### Extracted material
---*---
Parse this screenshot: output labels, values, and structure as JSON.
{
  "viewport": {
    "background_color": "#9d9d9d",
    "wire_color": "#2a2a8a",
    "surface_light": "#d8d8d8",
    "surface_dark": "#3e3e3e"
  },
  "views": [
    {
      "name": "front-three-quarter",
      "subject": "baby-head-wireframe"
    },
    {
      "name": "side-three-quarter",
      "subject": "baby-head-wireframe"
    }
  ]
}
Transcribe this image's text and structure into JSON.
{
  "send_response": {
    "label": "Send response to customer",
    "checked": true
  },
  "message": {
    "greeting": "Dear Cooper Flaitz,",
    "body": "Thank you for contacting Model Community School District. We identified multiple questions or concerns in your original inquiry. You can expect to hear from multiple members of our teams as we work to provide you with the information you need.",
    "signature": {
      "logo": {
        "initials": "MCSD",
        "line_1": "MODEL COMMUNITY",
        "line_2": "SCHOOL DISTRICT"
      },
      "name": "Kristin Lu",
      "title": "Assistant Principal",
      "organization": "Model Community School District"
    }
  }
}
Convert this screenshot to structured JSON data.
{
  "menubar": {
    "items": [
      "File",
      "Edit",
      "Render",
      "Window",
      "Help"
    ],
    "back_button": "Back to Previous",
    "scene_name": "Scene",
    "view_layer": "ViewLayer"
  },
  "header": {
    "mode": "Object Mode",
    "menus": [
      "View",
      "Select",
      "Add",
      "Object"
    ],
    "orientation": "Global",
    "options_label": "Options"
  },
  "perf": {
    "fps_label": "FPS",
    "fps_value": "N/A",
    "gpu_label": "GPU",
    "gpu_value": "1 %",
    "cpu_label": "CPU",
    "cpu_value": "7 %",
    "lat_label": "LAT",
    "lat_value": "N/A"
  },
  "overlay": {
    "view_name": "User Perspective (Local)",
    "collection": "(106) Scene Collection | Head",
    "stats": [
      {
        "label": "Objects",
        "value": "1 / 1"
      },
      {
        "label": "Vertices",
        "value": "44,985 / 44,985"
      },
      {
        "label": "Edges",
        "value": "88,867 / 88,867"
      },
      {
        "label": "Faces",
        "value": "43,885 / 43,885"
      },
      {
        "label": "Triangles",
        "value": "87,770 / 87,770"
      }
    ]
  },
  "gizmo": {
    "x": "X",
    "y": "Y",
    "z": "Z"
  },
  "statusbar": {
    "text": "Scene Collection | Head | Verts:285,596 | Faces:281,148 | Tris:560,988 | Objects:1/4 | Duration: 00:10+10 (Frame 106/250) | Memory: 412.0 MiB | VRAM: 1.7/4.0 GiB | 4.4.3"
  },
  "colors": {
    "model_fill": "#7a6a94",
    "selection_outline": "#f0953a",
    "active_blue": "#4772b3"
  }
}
---*---
### Short problem
Reproduce each line verbatim.

### Written answer
Parse this screenshot: output labels, values, and structure as JSON.
{
  "viewport": {
    "background_color": "#9d9d9d",
    "wire_color": "#2a2a8a",
    "surface_light": "#d8d8d8",
    "surface_dark": "#3e3e3e"
  },
  "views": [
    {
      "name": "front-three-quarter",
      "subject": "baby-head-wireframe"
    },
    {
      "name": "side-three-quarter",
      "subject": "baby-head-wireframe"
    }
  ]
}
Transcribe this image's text and structure into JSON.
{
  "send_response": {
    "label": "Send response to customer",
    "checked": true
  },
  "message": {
    "greeting": "Dear Cooper Flaitz,",
    "body": "Thank you for contacting Model Community School District. We identified multiple questions or concerns in your original inquiry. You can expect to hear from multiple members of our teams as we work to provide you with the information you need.",
    "signature": {
      "logo": {
        "initials": "MCSD",
        "line_1": "MODEL COMMUNITY",
        "line_2": "SCHOOL DISTRICT"
      },
      "name": "Kristin Lu",
      "title": "Assistant Principal",
      "organization": "Model Community School District"
    }
  }
}
Convert this screenshot to structured JSON data.
{
  "menubar": {
    "items": [
      "File",
      "Edit",
      "Render",
      "Window",
      "Help"
    ],
    "back_button": "Back to Previous",
    "scene_name": "Scene",
    "view_layer": "ViewLayer"
  },
  "header": {
    "mode": "Object Mode",
    "menus": [
      "View",
      "Select",
      "Add",
      "Object"
    ],
    "orientation": "Global",
    "options_label": "Options"
  },
  "perf": {
    "fps_label": "FPS",
    "fps_value": "N/A",
    "gpu_label": "GPU",
    "gpu_value": "1 %",
    "cpu_label": "CPU",
    "cpu_value": "7 %",
    "lat_label": "LAT",
    "lat_value": "N/A"
  },
  "overlay": {
    "view_name": "User Perspective (Local)",
    "collection": "(106) Scene Collection | Head",
    "stats": [
      {
        "label": "Objects",
        "value": "1 / 1"
      },
      {
        "label": "Vertices",
        "value": "44,985 / 44,985"
      },
      {
        "label": "Edges",
        "value": "88,867 / 88,867"
      },
      {
        "label": "Faces",
        "value": "43,885 / 43,885"
      },
      {
        "label": "Triangles",
        "value": "87,770 / 87,770"
      }
    ]
  },
  "gizmo": {
    "x": "X",
    "y": "Y",
    "z": "Z"
  },
  "statusbar": {
    "text": "Scene Collection | Head | Verts:285,596 | Faces:281,148 | Tris:560,988 | Objects:1/4 | Duration: 00:10+10 (Frame 106/250) | Memory: 412.0 MiB | VRAM: 1.7/4.0 GiB | 4.4.3"
  },
  "colors": {
    "model_fill": "#7a6a94",
    "selection_outline": "#f0953a",
    "active_blue": "#4772b3"
  }
}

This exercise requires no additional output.